(Given request): Write out each record again exactly as it stands.

(Records for this task):
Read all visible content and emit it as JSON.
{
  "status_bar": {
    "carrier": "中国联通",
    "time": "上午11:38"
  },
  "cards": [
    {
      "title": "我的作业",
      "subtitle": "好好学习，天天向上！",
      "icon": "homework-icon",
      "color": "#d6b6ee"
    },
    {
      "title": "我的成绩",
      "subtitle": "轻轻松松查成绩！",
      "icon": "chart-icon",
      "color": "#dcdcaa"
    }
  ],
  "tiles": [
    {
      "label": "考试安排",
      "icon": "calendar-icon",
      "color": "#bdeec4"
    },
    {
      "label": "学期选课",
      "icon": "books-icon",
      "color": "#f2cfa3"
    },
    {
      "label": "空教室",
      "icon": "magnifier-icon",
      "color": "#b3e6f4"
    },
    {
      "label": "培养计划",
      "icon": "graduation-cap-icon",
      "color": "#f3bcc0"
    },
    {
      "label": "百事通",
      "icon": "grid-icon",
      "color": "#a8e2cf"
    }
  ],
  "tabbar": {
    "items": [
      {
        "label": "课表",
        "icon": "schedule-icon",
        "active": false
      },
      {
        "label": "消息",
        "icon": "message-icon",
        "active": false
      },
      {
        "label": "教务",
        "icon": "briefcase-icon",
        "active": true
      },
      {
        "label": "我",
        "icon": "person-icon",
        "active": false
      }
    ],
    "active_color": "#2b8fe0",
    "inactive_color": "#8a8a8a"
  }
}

(Output below):
Read all visible content and emit it as JSON.
{
  "status_bar": {
    "carrier": "中国联通",
    "time": "上午11:38"
  },
  "cards": [
    {
      "title": "我的作业",
      "subtitle": "好好学习，天天向上！",
      "icon": "homework-icon",
      "color": "#d6b6ee"
    },
    {
      "title": "我的成绩",
      "subtitle": "轻轻松松查成绩！",
      "icon": "chart-icon",
      "color": "#dcdcaa"
    }
  ],
  "tiles": [
    {
      "label": "考试安排",
      "icon": "calendar-icon",
      "color": "#bdeec4"
    },
    {
      "label": "学期选课",
      "icon": "books-icon",
      "color": "#f2cfa3"
    },
    {
      "label": "空教室",
      "icon": "magnifier-icon",
      "color": "#b3e6f4"
    },
    {
      "label": "培养计划",
      "icon": "graduation-cap-icon",
      "color": "#f3bcc0"
    },
    {
      "label": "百事通",
      "icon": "grid-icon",
      "color": "#a8e2cf"
    }
  ],
  "tabbar": {
    "items": [
      {
        "label": "课表",
        "icon": "schedule-icon",
        "active": false
      },
      {
        "label": "消息",
        "icon": "message-icon",
        "active": false
      },
      {
        "label": "教务",
        "icon": "briefcase-icon",
        "active": true
      },
      {
        "label": "我",
        "icon": "person-icon",
        "active": false
      }
    ],
    "active_color": "#2b8fe0",
    "inactive_color": "#8a8a8a"
  }
}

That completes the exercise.